START Data provided
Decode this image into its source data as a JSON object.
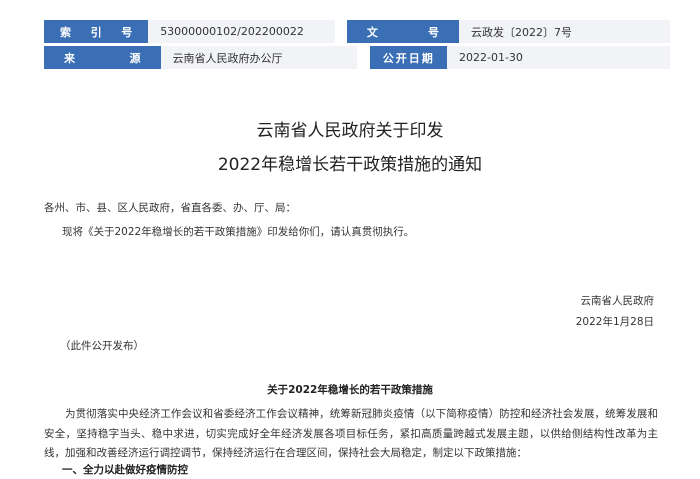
{
  "meta": {
    "index_label": [
      "索",
      "引",
      "号"
    ],
    "index_value": "53000000102/202200022",
    "doc_no_label": [
      "文",
      "号"
    ],
    "doc_no_value": "云政发〔2022〕7号",
    "source_label": [
      "来",
      "源"
    ],
    "source_value": "云南省人民政府办公厅",
    "publish_date_label": "公开日期",
    "publish_date_value": "2022-01-30"
  },
  "document": {
    "title_line1": "云南省人民政府关于印发",
    "title_line2": "2022年稳增长若干政策措施的通知",
    "salutation": "各州、市、县、区人民政府，省直各委、办、厅、局：",
    "notice": "现将《关于2022年稳增长的若干政策措施》印发给你们，请认真贯彻执行。",
    "signature_org": "云南省人民政府",
    "signature_date": "2022年1月28日",
    "release_note": "（此件公开发布）",
    "measures_title": "关于2022年稳增长的若干政策措施",
    "intro_paragraph": "为贯彻落实中央经济工作会议和省委经济工作会议精神，统筹新冠肺炎疫情（以下简称疫情）防控和经济社会发展，统筹发展和安全，坚持稳字当头、稳中求进，切实完成好全年经济发展各项目标任务，紧扣高质量跨越式发展主题，以供给侧结构性改革为主线，加强和改善经济运行调控调节，保持经济运行在合理区间，保持社会大局稳定，制定以下政策措施：",
    "section1_heading": "一、全力以赴做好疫情防控"
  },
  "colors": {
    "label_bg": "#3a6fb5",
    "value_bg": "#f1f3f6"
  }
}
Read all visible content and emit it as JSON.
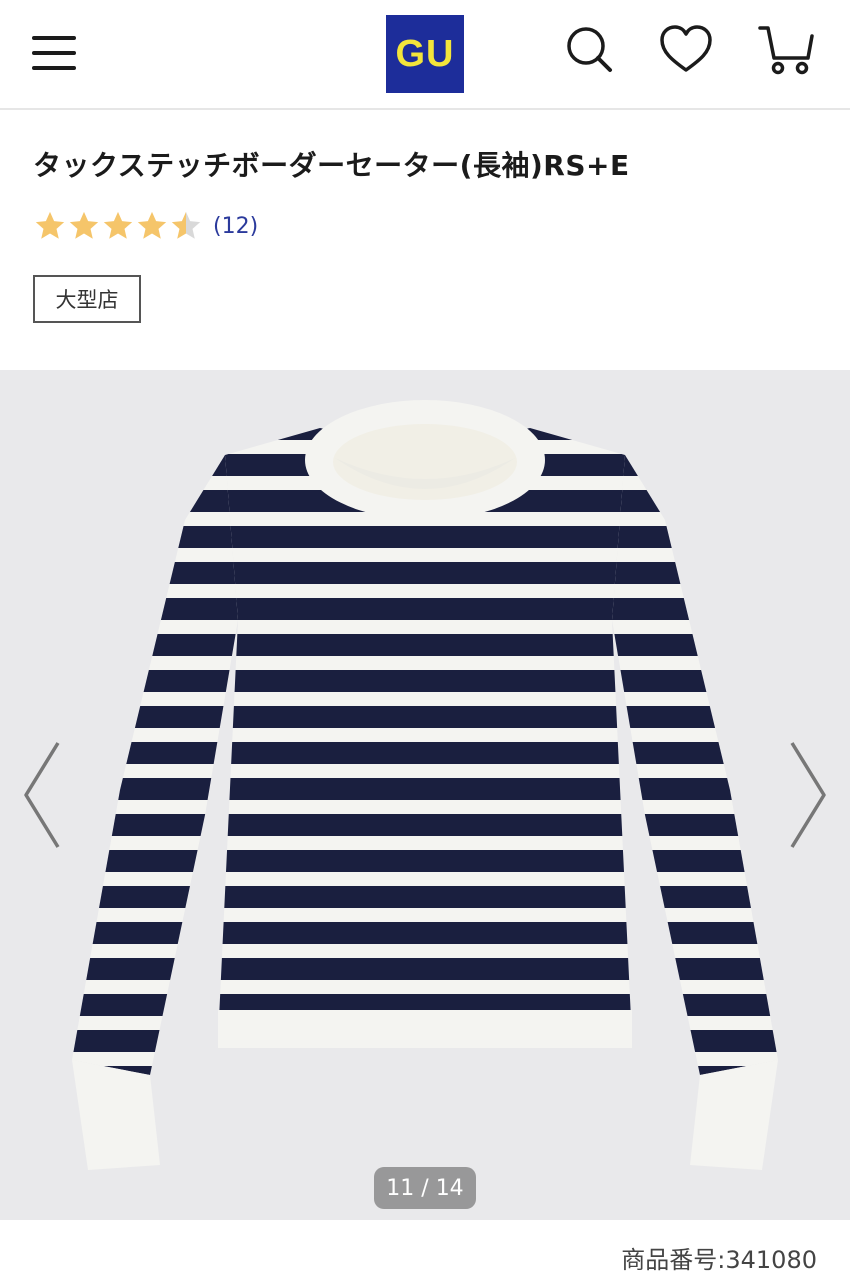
{
  "header": {
    "logo_text": "GU",
    "brand_color": "#1d2d9a",
    "logo_text_color": "#f3e53b",
    "icons": [
      "menu-icon",
      "search-icon",
      "heart-icon",
      "cart-icon"
    ]
  },
  "product": {
    "title": "タックステッチボーダーセーター(長袖)RS+E",
    "rating": 4.5,
    "star_color": "#f5c56a",
    "review_count": "(12)",
    "tag": "大型店"
  },
  "gallery": {
    "counter": "11 / 14",
    "current": 11,
    "total": 14,
    "image_subject": "navy and white striped sweater"
  },
  "product_number": {
    "label": "商品番号:",
    "value": "341080"
  }
}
END Data provided
Nothing but the lines from the line containing "Read all visible content and emit it as JSON." through the last line of the records above is to be extracted, exactly and with no pictures.

● Worked solution
Read all visible content and emit it as JSON.
{
  "header": {
    "logo_text": "GU",
    "brand_color": "#1d2d9a",
    "logo_text_color": "#f3e53b",
    "icons": [
      "menu-icon",
      "search-icon",
      "heart-icon",
      "cart-icon"
    ]
  },
  "product": {
    "title": "タックステッチボーダーセーター(長袖)RS+E",
    "rating": 4.5,
    "star_color": "#f5c56a",
    "review_count": "(12)",
    "tag": "大型店"
  },
  "gallery": {
    "counter": "11 / 14",
    "current": 11,
    "total": 14,
    "image_subject": "navy and white striped sweater"
  },
  "product_number": {
    "label": "商品番号:",
    "value": "341080"
  }
}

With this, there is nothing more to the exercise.